BEGIN RECORD SET

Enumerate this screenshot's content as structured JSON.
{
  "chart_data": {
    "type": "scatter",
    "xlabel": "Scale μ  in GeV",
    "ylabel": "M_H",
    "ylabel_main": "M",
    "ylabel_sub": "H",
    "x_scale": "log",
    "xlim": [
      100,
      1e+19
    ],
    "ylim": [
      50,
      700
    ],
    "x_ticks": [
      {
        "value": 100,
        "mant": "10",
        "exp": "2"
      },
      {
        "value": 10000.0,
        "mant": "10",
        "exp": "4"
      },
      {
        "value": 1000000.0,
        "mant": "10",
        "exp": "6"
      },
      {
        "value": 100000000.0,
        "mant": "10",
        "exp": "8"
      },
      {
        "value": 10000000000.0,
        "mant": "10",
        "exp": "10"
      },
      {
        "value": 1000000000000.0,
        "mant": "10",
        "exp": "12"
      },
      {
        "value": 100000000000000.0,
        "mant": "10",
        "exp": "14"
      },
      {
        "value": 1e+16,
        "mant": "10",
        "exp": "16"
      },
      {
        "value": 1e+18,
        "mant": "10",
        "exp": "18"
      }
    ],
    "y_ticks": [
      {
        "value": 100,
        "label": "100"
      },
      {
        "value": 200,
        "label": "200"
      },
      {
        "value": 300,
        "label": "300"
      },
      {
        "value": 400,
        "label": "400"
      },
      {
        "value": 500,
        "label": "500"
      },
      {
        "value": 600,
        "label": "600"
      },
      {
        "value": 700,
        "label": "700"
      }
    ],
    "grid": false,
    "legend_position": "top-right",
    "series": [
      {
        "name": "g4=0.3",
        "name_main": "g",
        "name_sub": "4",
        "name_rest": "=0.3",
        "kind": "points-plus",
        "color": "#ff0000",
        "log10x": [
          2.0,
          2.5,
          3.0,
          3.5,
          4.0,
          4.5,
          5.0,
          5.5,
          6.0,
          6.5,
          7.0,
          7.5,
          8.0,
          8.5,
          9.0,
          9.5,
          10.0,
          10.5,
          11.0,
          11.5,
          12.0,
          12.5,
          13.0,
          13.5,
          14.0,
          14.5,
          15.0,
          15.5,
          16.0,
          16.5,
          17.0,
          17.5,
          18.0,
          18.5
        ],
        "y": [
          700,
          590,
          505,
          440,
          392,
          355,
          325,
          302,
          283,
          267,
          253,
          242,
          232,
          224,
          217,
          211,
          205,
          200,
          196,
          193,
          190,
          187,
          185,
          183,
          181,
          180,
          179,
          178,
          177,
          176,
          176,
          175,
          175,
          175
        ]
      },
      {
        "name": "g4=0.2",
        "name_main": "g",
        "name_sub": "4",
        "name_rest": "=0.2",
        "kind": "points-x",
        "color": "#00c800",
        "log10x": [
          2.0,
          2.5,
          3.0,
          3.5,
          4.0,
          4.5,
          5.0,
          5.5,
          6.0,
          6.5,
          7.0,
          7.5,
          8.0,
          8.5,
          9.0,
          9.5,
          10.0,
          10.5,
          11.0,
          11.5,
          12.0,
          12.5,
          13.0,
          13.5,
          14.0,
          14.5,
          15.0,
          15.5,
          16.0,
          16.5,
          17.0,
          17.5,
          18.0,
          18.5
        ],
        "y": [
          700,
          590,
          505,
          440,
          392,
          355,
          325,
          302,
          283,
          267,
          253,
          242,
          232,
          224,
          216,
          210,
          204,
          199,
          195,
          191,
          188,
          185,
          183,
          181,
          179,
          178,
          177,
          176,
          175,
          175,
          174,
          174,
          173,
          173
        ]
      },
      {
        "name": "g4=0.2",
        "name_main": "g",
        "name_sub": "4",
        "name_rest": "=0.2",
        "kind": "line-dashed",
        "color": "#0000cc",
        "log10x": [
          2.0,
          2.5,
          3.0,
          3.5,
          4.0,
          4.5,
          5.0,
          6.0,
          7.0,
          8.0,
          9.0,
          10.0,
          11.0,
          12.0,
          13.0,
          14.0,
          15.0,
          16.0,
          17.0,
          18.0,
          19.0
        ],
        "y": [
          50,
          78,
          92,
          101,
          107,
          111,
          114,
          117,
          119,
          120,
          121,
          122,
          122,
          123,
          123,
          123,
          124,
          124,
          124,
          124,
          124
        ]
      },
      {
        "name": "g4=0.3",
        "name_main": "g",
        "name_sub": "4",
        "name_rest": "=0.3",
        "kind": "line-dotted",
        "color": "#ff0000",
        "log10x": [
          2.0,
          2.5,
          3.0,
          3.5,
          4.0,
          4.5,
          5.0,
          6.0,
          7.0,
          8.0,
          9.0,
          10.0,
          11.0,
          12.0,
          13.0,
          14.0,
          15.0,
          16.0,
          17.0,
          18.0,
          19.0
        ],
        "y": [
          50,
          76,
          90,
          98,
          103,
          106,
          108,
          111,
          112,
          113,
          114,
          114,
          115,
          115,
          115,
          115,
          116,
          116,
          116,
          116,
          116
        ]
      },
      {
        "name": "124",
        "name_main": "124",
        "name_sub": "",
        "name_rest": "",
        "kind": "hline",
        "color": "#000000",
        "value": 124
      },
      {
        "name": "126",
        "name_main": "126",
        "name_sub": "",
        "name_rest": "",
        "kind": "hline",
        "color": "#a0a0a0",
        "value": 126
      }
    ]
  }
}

END RECORD SET

_WHAT YOU WILL DO_:
Reproduce every line of the data verbatim.

_RESPONSE TO THE TASK_:
Enumerate this screenshot's content as structured JSON.
{
  "chart_data": {
    "type": "scatter",
    "xlabel": "Scale μ  in GeV",
    "ylabel": "M_H",
    "ylabel_main": "M",
    "ylabel_sub": "H",
    "x_scale": "log",
    "xlim": [
      100,
      1e+19
    ],
    "ylim": [
      50,
      700
    ],
    "x_ticks": [
      {
        "value": 100,
        "mant": "10",
        "exp": "2"
      },
      {
        "value": 10000.0,
        "mant": "10",
        "exp": "4"
      },
      {
        "value": 1000000.0,
        "mant": "10",
        "exp": "6"
      },
      {
        "value": 100000000.0,
        "mant": "10",
        "exp": "8"
      },
      {
        "value": 10000000000.0,
        "mant": "10",
        "exp": "10"
      },
      {
        "value": 1000000000000.0,
        "mant": "10",
        "exp": "12"
      },
      {
        "value": 100000000000000.0,
        "mant": "10",
        "exp": "14"
      },
      {
        "value": 1e+16,
        "mant": "10",
        "exp": "16"
      },
      {
        "value": 1e+18,
        "mant": "10",
        "exp": "18"
      }
    ],
    "y_ticks": [
      {
        "value": 100,
        "label": "100"
      },
      {
        "value": 200,
        "label": "200"
      },
      {
        "value": 300,
        "label": "300"
      },
      {
        "value": 400,
        "label": "400"
      },
      {
        "value": 500,
        "label": "500"
      },
      {
        "value": 600,
        "label": "600"
      },
      {
        "value": 700,
        "label": "700"
      }
    ],
    "grid": false,
    "legend_position": "top-right",
    "series": [
      {
        "name": "g4=0.3",
        "name_main": "g",
        "name_sub": "4",
        "name_rest": "=0.3",
        "kind": "points-plus",
        "color": "#ff0000",
        "log10x": [
          2.0,
          2.5,
          3.0,
          3.5,
          4.0,
          4.5,
          5.0,
          5.5,
          6.0,
          6.5,
          7.0,
          7.5,
          8.0,
          8.5,
          9.0,
          9.5,
          10.0,
          10.5,
          11.0,
          11.5,
          12.0,
          12.5,
          13.0,
          13.5,
          14.0,
          14.5,
          15.0,
          15.5,
          16.0,
          16.5,
          17.0,
          17.5,
          18.0,
          18.5
        ],
        "y": [
          700,
          590,
          505,
          440,
          392,
          355,
          325,
          302,
          283,
          267,
          253,
          242,
          232,
          224,
          217,
          211,
          205,
          200,
          196,
          193,
          190,
          187,
          185,
          183,
          181,
          180,
          179,
          178,
          177,
          176,
          176,
          175,
          175,
          175
        ]
      },
      {
        "name": "g4=0.2",
        "name_main": "g",
        "name_sub": "4",
        "name_rest": "=0.2",
        "kind": "points-x",
        "color": "#00c800",
        "log10x": [
          2.0,
          2.5,
          3.0,
          3.5,
          4.0,
          4.5,
          5.0,
          5.5,
          6.0,
          6.5,
          7.0,
          7.5,
          8.0,
          8.5,
          9.0,
          9.5,
          10.0,
          10.5,
          11.0,
          11.5,
          12.0,
          12.5,
          13.0,
          13.5,
          14.0,
          14.5,
          15.0,
          15.5,
          16.0,
          16.5,
          17.0,
          17.5,
          18.0,
          18.5
        ],
        "y": [
          700,
          590,
          505,
          440,
          392,
          355,
          325,
          302,
          283,
          267,
          253,
          242,
          232,
          224,
          216,
          210,
          204,
          199,
          195,
          191,
          188,
          185,
          183,
          181,
          179,
          178,
          177,
          176,
          175,
          175,
          174,
          174,
          173,
          173
        ]
      },
      {
        "name": "g4=0.2",
        "name_main": "g",
        "name_sub": "4",
        "name_rest": "=0.2",
        "kind": "line-dashed",
        "color": "#0000cc",
        "log10x": [
          2.0,
          2.5,
          3.0,
          3.5,
          4.0,
          4.5,
          5.0,
          6.0,
          7.0,
          8.0,
          9.0,
          10.0,
          11.0,
          12.0,
          13.0,
          14.0,
          15.0,
          16.0,
          17.0,
          18.0,
          19.0
        ],
        "y": [
          50,
          78,
          92,
          101,
          107,
          111,
          114,
          117,
          119,
          120,
          121,
          122,
          122,
          123,
          123,
          123,
          124,
          124,
          124,
          124,
          124
        ]
      },
      {
        "name": "g4=0.3",
        "name_main": "g",
        "name_sub": "4",
        "name_rest": "=0.3",
        "kind": "line-dotted",
        "color": "#ff0000",
        "log10x": [
          2.0,
          2.5,
          3.0,
          3.5,
          4.0,
          4.5,
          5.0,
          6.0,
          7.0,
          8.0,
          9.0,
          10.0,
          11.0,
          12.0,
          13.0,
          14.0,
          15.0,
          16.0,
          17.0,
          18.0,
          19.0
        ],
        "y": [
          50,
          76,
          90,
          98,
          103,
          106,
          108,
          111,
          112,
          113,
          114,
          114,
          115,
          115,
          115,
          115,
          116,
          116,
          116,
          116,
          116
        ]
      },
      {
        "name": "124",
        "name_main": "124",
        "name_sub": "",
        "name_rest": "",
        "kind": "hline",
        "color": "#000000",
        "value": 124
      },
      {
        "name": "126",
        "name_main": "126",
        "name_sub": "",
        "name_rest": "",
        "kind": "hline",
        "color": "#a0a0a0",
        "value": 126
      }
    ]
  }
}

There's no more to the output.